Set problem:
Without the pictures, return each record as it appears.

━━━ Given records ━━━

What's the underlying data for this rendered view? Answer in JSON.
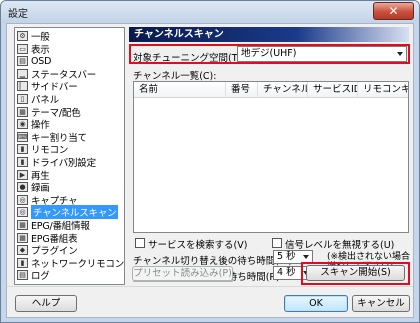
{
  "window": {
    "title": "設定",
    "close_glyph": "✕"
  },
  "sidebar": {
    "items": [
      {
        "label": "一般",
        "icon": "gear-icon",
        "glyph": "⚙"
      },
      {
        "label": "表示",
        "icon": "monitor-icon",
        "glyph": "▭"
      },
      {
        "label": "OSD",
        "icon": "osd-icon",
        "glyph": "▤"
      },
      {
        "label": "ステータスバー",
        "icon": "statusbar-icon",
        "glyph": "▁"
      },
      {
        "label": "サイドバー",
        "icon": "sidebar-icon",
        "glyph": "▏"
      },
      {
        "label": "パネル",
        "icon": "panel-icon",
        "glyph": "▯"
      },
      {
        "label": "テーマ/配色",
        "icon": "theme-icon",
        "glyph": "▦"
      },
      {
        "label": "操作",
        "icon": "operation-icon",
        "glyph": "◉"
      },
      {
        "label": "キー割り当て",
        "icon": "keyboard-icon",
        "glyph": "⌨"
      },
      {
        "label": "リモコン",
        "icon": "remote-icon",
        "glyph": "▮"
      },
      {
        "label": "ドライバ別設定",
        "icon": "driver-icon",
        "glyph": "▮"
      },
      {
        "label": "再生",
        "icon": "play-icon",
        "glyph": "▶"
      },
      {
        "label": "録画",
        "icon": "record-icon",
        "glyph": "●"
      },
      {
        "label": "キャプチャ",
        "icon": "capture-icon",
        "glyph": "◎"
      },
      {
        "label": "チャンネルスキャン",
        "icon": "scan-icon",
        "glyph": "◎",
        "selected": true
      },
      {
        "label": "EPG/番組情報",
        "icon": "epg-icon",
        "glyph": "▦"
      },
      {
        "label": "EPG番組表",
        "icon": "epg-guide-icon",
        "glyph": "▦"
      },
      {
        "label": "プラグイン",
        "icon": "plugin-icon",
        "glyph": "◆"
      },
      {
        "label": "ネットワークリモコン",
        "icon": "network-remote-icon",
        "glyph": "▮"
      },
      {
        "label": "ログ",
        "icon": "log-icon",
        "glyph": "▤"
      }
    ]
  },
  "main": {
    "header": "チャンネルスキャン",
    "tuner_label": "対象チューニング空間(T):",
    "tuner_value": "地デジ(UHF)",
    "list_label": "チャンネル一覧(C):",
    "columns": [
      "名前",
      "番号",
      "チャンネル",
      "サービスID",
      "リモコンキー"
    ],
    "search_service_label": "サービスを検索する(V)",
    "ignore_signal_label": "信号レベルを無視する(U)",
    "wait_time_label": "チャンネル切り替え後の待ち時間(W):",
    "wait_time_value": "5 秒",
    "max_wait_label": "チャンネル検出の最大待ち時間(R):",
    "max_wait_value": "4 秒",
    "note": "(※検出されない場合\n増やして下さい)",
    "preset_button": "プリセット読み込み(P)",
    "scan_button": "スキャン開始(S)"
  },
  "footer": {
    "help": "ヘルプ",
    "ok": "OK",
    "cancel": "キャンセル"
  },
  "colors": {
    "highlight_box": "#e30b1c",
    "selection": "#3399ff",
    "header_bg": "#0a1a4a"
  }
}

━━━

Task output:
What's the underlying data for this rendered view? Answer in JSON.
{
  "window": {
    "title": "設定",
    "close_glyph": "✕"
  },
  "sidebar": {
    "items": [
      {
        "label": "一般",
        "icon": "gear-icon",
        "glyph": "⚙"
      },
      {
        "label": "表示",
        "icon": "monitor-icon",
        "glyph": "▭"
      },
      {
        "label": "OSD",
        "icon": "osd-icon",
        "glyph": "▤"
      },
      {
        "label": "ステータスバー",
        "icon": "statusbar-icon",
        "glyph": "▁"
      },
      {
        "label": "サイドバー",
        "icon": "sidebar-icon",
        "glyph": "▏"
      },
      {
        "label": "パネル",
        "icon": "panel-icon",
        "glyph": "▯"
      },
      {
        "label": "テーマ/配色",
        "icon": "theme-icon",
        "glyph": "▦"
      },
      {
        "label": "操作",
        "icon": "operation-icon",
        "glyph": "◉"
      },
      {
        "label": "キー割り当て",
        "icon": "keyboard-icon",
        "glyph": "⌨"
      },
      {
        "label": "リモコン",
        "icon": "remote-icon",
        "glyph": "▮"
      },
      {
        "label": "ドライバ別設定",
        "icon": "driver-icon",
        "glyph": "▮"
      },
      {
        "label": "再生",
        "icon": "play-icon",
        "glyph": "▶"
      },
      {
        "label": "録画",
        "icon": "record-icon",
        "glyph": "●"
      },
      {
        "label": "キャプチャ",
        "icon": "capture-icon",
        "glyph": "◎"
      },
      {
        "label": "チャンネルスキャン",
        "icon": "scan-icon",
        "glyph": "◎",
        "selected": true
      },
      {
        "label": "EPG/番組情報",
        "icon": "epg-icon",
        "glyph": "▦"
      },
      {
        "label": "EPG番組表",
        "icon": "epg-guide-icon",
        "glyph": "▦"
      },
      {
        "label": "プラグイン",
        "icon": "plugin-icon",
        "glyph": "◆"
      },
      {
        "label": "ネットワークリモコン",
        "icon": "network-remote-icon",
        "glyph": "▮"
      },
      {
        "label": "ログ",
        "icon": "log-icon",
        "glyph": "▤"
      }
    ]
  },
  "main": {
    "header": "チャンネルスキャン",
    "tuner_label": "対象チューニング空間(T):",
    "tuner_value": "地デジ(UHF)",
    "list_label": "チャンネル一覧(C):",
    "columns": [
      "名前",
      "番号",
      "チャンネル",
      "サービスID",
      "リモコンキー"
    ],
    "search_service_label": "サービスを検索する(V)",
    "ignore_signal_label": "信号レベルを無視する(U)",
    "wait_time_label": "チャンネル切り替え後の待ち時間(W):",
    "wait_time_value": "5 秒",
    "max_wait_label": "チャンネル検出の最大待ち時間(R):",
    "max_wait_value": "4 秒",
    "note": "(※検出されない場合\n増やして下さい)",
    "preset_button": "プリセット読み込み(P)",
    "scan_button": "スキャン開始(S)"
  },
  "footer": {
    "help": "ヘルプ",
    "ok": "OK",
    "cancel": "キャンセル"
  },
  "colors": {
    "highlight_box": "#e30b1c",
    "selection": "#3399ff",
    "header_bg": "#0a1a4a"
  }
}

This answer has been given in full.